APPLY WHAT YOU READ =
a) From the interview transcript, write out the passage starting with "Great. In the" and going on through "intravesical adjuvant approach.".
b) For each statement, decide whether it agrees with the interview transcript. Answer yes or no, and quote the transcript's deciding words. (i) Tony Gibney is CFO and Chief Business Officer of Aura Biosciences. (ii) In the ocular indications, the company sees competition at the preclinical stage. (iii) On the adjuvant side, durability stays above 70% at 12 months.

GIVEN PASSAGE =
◆ ◆ ◆ ◆

Great. In the time we have left, I want to turn the page to the NMIBC program, which is very exciting. I want to give you a few minutes to describe the positioning of the NMIBC program and how different where you guys are developing it is compared to a lot of the noise that's been made in the NMIBC space there. I guess you could start by talking about the differentiated strategy by focusing on the neoadjuvant approach before TURBT, rather than just an intravesical adjuvant approach.

Tony Gibney
CFO and Chief Business Officer, Aura Biosciences

First of all, from the broader picture, you know, if you look at the ocular indications, we see no competition, even in preclinical development, any of these. In our positioning as a company is we wanna own the ocular oncology space for the long duration. We see the opportunity space in bladder as being extremely interesting and we think we have a significant impact. It's also a larger and more crowded area. You know, the field is certainly showing some tremendous results in certainly the adjuvant side, where you're looking at CIS patients, you're looking at BCG unresponsive patients, where a lot of that is being done. The initial three months looks very compelling. Durability tends to trail off into the 50% range at 12 months.

◆ ◆ ◆ ◆

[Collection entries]

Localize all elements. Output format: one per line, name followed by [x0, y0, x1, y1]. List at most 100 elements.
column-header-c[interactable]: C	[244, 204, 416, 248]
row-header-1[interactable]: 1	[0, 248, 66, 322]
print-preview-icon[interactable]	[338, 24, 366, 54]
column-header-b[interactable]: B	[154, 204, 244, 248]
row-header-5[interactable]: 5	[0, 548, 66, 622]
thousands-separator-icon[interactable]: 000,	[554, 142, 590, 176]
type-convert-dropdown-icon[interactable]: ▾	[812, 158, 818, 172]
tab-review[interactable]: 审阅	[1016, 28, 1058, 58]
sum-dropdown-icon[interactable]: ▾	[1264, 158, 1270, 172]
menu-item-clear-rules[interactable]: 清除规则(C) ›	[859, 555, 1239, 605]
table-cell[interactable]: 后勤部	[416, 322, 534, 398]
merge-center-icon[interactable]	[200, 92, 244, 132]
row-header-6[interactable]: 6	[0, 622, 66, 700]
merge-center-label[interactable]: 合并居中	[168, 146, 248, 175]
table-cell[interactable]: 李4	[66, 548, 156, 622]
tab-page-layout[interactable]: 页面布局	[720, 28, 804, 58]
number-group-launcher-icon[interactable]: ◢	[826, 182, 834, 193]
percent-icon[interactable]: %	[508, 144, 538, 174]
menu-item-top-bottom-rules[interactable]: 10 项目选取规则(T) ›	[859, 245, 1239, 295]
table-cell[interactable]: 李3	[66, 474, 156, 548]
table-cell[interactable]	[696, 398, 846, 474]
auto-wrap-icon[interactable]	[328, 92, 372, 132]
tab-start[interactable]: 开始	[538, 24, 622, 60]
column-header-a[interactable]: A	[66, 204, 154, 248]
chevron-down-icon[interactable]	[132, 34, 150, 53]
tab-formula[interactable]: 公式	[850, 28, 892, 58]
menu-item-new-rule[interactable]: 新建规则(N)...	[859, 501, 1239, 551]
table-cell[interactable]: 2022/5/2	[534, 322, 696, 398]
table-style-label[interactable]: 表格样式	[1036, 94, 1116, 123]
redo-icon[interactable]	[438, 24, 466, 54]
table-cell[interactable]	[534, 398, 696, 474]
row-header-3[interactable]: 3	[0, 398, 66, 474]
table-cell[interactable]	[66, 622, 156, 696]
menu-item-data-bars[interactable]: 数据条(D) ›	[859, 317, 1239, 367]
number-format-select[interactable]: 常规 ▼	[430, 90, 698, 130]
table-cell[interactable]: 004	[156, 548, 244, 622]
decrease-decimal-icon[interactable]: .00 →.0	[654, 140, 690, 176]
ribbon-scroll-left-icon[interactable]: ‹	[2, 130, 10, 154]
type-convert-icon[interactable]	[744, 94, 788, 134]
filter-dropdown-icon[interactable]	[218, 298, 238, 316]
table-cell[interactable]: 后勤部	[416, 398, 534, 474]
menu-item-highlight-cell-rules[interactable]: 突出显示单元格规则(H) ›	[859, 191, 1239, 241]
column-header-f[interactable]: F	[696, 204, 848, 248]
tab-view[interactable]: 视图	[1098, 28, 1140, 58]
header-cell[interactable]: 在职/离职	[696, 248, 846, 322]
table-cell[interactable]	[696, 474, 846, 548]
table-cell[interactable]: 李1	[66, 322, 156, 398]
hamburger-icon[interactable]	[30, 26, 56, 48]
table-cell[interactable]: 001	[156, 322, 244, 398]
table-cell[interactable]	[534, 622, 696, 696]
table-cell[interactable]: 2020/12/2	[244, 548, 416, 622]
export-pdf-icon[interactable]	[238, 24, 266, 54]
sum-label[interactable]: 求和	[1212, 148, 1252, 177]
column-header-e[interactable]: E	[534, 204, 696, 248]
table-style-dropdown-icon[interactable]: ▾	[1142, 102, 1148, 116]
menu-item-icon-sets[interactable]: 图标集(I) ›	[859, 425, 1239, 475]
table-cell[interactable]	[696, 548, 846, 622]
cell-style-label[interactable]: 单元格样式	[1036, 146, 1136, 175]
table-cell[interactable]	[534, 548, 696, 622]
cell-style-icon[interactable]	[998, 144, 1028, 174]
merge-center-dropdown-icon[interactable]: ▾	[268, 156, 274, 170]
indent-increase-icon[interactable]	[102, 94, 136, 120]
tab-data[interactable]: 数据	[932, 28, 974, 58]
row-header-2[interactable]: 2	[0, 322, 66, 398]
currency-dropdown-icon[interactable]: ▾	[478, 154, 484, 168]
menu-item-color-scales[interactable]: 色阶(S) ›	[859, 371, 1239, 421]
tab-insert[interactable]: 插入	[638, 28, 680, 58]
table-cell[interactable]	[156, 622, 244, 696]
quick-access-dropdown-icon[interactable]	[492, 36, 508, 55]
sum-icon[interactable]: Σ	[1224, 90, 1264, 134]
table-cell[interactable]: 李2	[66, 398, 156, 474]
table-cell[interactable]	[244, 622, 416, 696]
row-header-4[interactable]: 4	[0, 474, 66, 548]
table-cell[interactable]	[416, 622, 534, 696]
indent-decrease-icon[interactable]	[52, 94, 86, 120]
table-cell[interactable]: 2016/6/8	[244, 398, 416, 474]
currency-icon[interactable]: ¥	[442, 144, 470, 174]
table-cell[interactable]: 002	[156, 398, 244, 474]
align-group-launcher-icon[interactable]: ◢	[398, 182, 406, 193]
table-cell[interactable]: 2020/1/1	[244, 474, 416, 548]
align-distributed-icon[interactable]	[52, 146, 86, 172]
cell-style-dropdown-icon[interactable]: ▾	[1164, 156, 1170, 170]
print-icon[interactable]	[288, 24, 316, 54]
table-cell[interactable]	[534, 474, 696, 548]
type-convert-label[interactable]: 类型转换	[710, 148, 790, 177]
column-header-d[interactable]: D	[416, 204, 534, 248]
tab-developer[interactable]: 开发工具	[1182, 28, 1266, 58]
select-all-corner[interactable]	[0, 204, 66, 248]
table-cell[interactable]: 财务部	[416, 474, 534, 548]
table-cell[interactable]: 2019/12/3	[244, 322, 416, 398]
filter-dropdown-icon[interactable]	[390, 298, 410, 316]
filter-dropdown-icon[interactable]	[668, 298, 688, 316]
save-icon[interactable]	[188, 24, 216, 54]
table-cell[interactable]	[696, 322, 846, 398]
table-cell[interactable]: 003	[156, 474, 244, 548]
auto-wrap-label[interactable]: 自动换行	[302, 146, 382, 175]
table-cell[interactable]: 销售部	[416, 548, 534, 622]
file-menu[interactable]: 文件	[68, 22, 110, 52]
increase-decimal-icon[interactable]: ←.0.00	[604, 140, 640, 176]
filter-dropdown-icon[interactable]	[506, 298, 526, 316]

◆ ◆ ◆ ◆

TASK-BY-TASK ANSWERS =
a)
Great. In the time we have left, I want to turn the page to the NMIBC program, which is very exciting. I want to give you a few minutes to describe the positioning of the NMIBC program and how different where you guys are developing it is compared to a lot of the noise that's been made in the NMIBC space there. I guess you could start by talking about the differentiated strategy by focusing on the neoadjuvant approach before TURBT, rather than just an intravesical adjuvant approach.

b)
(i) Yes: "CFO and Chief Business Officer, Aura Biosciences"
(ii) No: "we see no competition, even in preclinical development"
(iii) No: "Durability tends to trail off into the 50% range at 12 months."